■ **PROBLEM DETAILS**
Look through the material and tally each line bearing the word "text". Give only the total.

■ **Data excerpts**
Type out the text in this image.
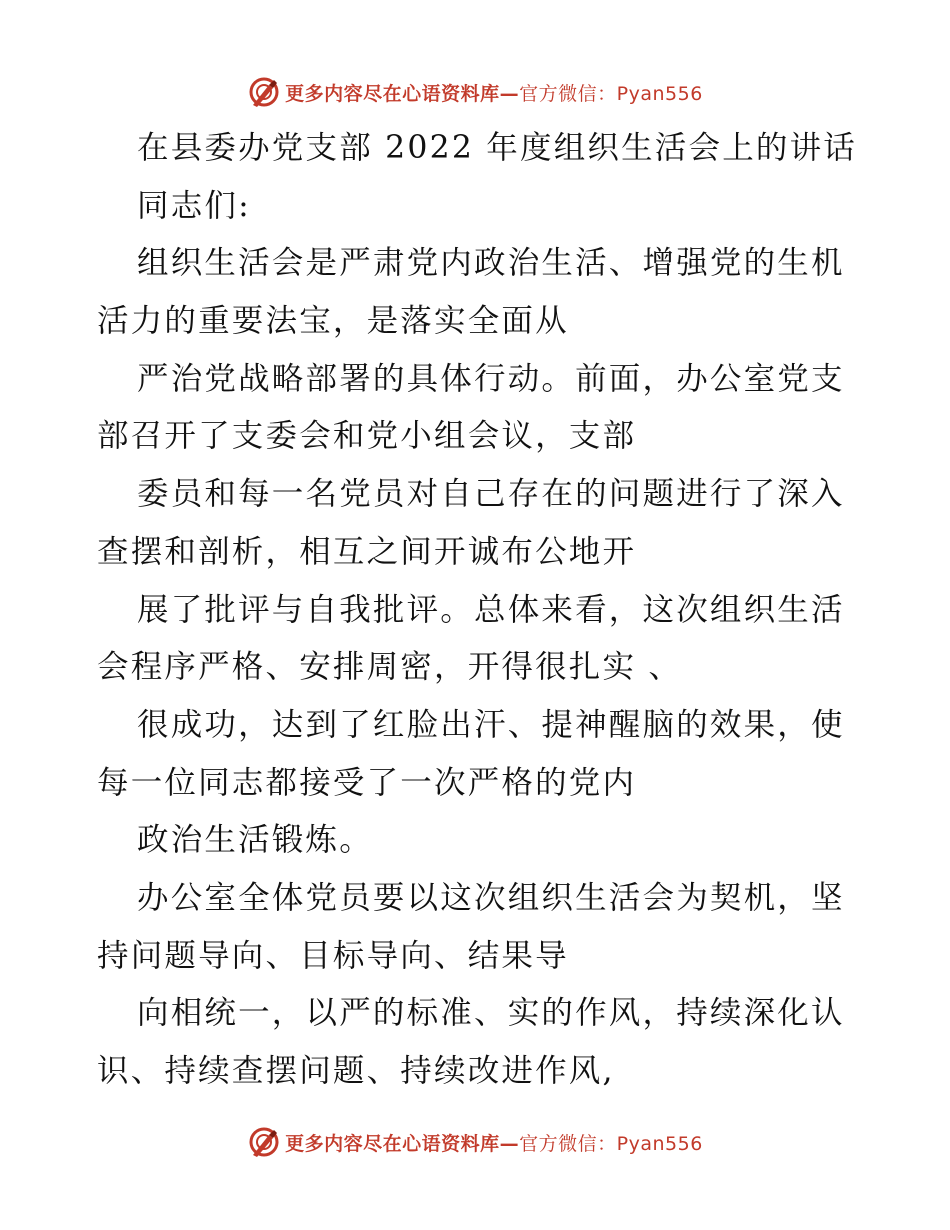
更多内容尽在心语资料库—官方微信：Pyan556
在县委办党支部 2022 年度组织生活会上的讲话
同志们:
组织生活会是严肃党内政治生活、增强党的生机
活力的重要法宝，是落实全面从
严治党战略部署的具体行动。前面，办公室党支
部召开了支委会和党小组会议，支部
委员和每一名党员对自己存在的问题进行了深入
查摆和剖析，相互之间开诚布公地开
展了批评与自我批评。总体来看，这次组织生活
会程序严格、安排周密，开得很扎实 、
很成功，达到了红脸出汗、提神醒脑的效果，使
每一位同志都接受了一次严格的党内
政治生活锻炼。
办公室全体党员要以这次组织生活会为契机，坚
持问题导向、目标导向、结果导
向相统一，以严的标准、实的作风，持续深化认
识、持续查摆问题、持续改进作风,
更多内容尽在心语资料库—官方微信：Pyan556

==

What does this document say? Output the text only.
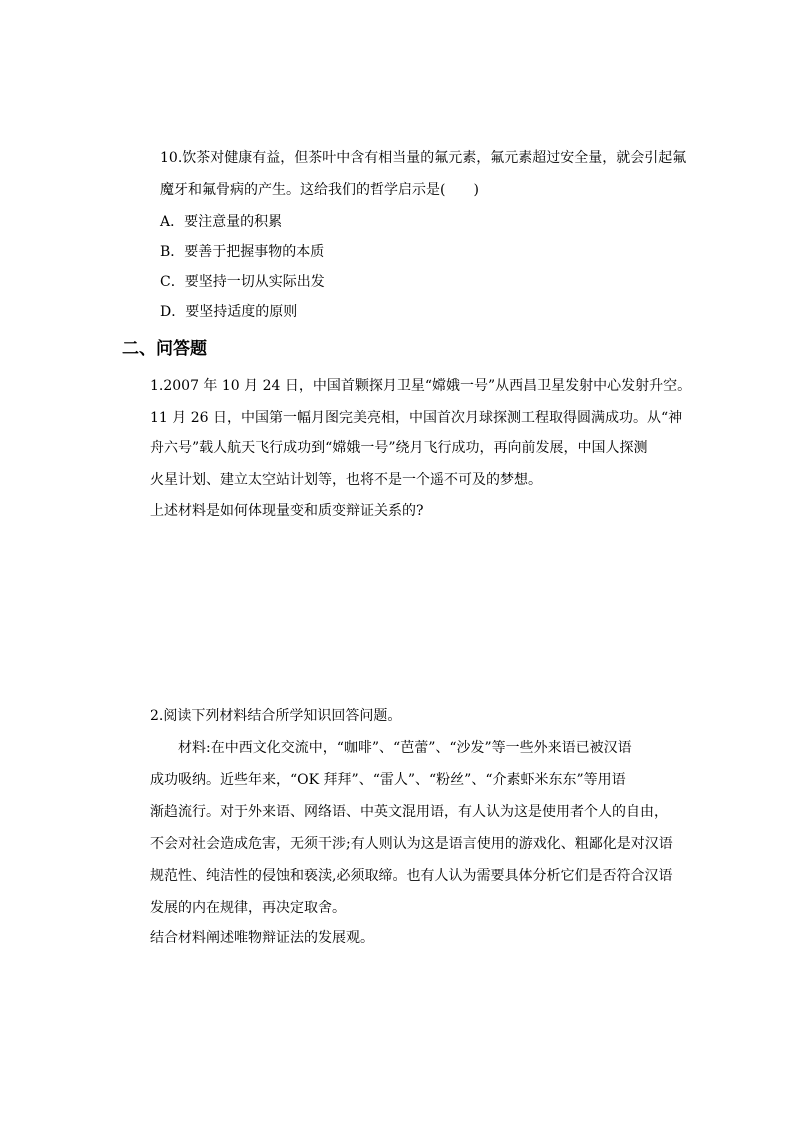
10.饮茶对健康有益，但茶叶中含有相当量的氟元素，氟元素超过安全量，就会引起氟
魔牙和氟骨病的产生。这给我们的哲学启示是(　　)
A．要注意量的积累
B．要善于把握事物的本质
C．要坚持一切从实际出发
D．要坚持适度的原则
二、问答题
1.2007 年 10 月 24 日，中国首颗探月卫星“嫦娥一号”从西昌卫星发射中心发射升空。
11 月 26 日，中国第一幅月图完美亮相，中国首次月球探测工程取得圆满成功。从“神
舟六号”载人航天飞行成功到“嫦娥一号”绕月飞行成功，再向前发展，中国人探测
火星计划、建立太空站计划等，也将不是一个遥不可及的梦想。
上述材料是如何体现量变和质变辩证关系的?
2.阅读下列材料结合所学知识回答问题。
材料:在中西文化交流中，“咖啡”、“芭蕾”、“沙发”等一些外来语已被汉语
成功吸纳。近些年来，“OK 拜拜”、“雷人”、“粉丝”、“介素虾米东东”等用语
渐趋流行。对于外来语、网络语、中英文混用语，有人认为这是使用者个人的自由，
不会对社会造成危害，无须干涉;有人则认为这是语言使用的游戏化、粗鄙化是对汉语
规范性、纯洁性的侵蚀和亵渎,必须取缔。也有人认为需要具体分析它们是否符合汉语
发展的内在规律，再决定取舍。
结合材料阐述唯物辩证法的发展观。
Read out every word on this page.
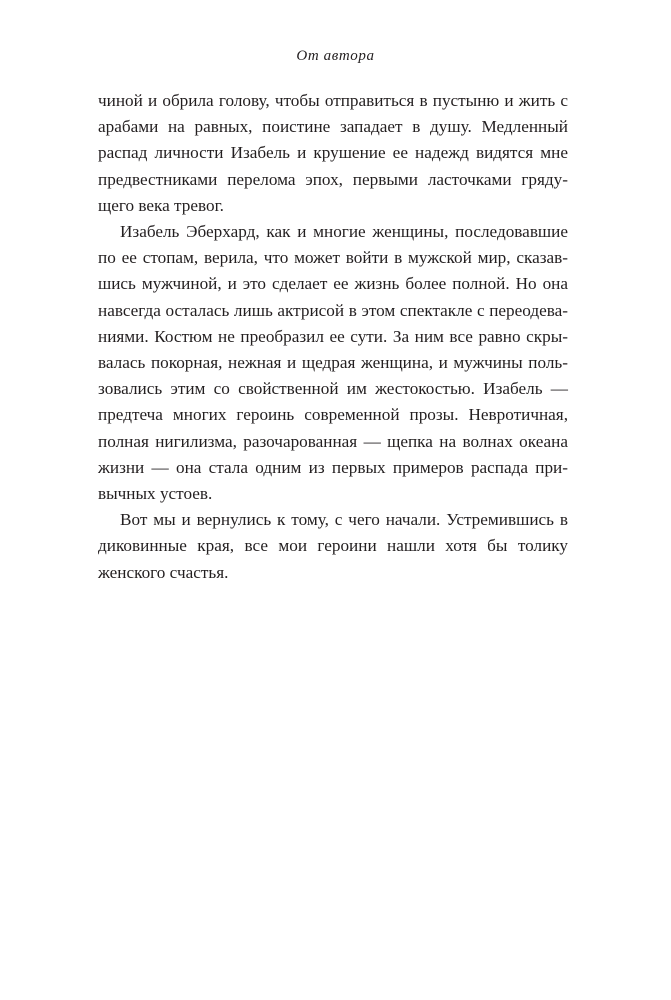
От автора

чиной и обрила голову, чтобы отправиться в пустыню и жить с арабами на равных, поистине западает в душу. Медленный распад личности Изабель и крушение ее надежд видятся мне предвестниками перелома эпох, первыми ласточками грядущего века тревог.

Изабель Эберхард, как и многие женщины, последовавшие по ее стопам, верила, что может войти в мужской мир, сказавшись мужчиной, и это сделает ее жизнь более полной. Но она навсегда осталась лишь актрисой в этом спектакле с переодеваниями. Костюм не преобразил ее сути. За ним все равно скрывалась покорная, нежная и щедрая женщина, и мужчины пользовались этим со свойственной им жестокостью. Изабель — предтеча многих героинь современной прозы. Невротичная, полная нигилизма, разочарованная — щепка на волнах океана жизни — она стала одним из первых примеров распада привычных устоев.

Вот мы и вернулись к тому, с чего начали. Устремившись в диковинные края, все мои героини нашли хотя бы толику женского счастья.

■ **COMPLETE RESPONSE**
2